▶ [What you should do]:
Which lines hold the string "least"? Copy every one of them.

▶ [Given data]:
****************************************
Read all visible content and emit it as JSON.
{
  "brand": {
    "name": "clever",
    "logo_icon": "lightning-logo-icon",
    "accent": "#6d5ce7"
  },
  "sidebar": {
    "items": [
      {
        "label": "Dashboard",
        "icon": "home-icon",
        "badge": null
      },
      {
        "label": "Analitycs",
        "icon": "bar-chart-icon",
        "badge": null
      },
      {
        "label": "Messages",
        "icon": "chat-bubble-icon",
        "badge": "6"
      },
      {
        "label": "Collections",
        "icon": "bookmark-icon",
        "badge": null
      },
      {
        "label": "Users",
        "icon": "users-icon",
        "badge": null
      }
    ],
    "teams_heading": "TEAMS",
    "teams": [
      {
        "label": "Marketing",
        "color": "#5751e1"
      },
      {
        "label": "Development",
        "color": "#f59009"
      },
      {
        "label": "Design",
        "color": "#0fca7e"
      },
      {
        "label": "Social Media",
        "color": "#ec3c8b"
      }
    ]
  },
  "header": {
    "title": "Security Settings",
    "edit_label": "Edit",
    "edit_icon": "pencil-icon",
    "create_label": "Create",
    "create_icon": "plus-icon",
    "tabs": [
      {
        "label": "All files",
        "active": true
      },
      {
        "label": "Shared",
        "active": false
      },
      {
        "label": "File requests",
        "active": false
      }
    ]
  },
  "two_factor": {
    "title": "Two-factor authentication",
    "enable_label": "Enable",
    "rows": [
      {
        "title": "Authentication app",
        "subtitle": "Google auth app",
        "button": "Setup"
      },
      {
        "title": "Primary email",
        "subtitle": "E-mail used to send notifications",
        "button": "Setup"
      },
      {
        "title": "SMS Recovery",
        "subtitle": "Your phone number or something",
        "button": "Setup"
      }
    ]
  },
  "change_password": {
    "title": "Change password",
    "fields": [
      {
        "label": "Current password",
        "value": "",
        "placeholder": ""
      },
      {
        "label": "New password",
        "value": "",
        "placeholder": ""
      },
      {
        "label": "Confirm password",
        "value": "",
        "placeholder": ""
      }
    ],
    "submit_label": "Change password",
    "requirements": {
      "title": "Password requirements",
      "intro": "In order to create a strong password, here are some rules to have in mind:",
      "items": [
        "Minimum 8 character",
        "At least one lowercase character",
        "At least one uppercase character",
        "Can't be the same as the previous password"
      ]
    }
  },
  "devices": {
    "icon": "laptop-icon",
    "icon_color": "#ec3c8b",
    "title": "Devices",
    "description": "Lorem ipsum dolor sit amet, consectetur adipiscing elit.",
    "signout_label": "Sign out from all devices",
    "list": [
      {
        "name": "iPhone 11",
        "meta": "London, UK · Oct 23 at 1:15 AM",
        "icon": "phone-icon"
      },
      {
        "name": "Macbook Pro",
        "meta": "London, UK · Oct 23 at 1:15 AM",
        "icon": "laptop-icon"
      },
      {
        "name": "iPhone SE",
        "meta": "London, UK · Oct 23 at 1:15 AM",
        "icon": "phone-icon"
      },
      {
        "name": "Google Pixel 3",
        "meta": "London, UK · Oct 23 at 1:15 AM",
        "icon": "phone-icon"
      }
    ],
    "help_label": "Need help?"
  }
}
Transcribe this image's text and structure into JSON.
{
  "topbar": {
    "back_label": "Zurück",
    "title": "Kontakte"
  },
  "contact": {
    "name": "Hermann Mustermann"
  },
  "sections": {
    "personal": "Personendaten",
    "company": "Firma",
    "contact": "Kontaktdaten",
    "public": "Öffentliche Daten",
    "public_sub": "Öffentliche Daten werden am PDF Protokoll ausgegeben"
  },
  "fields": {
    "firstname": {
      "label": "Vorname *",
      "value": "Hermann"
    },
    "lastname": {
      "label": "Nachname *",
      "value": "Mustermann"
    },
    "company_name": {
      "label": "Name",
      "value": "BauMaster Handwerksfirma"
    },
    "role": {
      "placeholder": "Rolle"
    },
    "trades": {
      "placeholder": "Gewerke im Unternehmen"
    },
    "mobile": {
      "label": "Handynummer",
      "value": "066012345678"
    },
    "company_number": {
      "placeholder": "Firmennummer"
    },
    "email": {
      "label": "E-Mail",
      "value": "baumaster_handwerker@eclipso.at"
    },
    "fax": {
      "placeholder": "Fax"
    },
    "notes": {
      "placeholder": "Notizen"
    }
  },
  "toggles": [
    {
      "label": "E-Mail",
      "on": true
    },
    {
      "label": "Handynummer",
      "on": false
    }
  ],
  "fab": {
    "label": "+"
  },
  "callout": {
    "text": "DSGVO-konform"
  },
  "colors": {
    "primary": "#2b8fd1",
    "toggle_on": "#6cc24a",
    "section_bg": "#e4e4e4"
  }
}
****************************************
▶ [Output for this exercise]:
        "At least one lowercase character",
        "At least one uppercase character",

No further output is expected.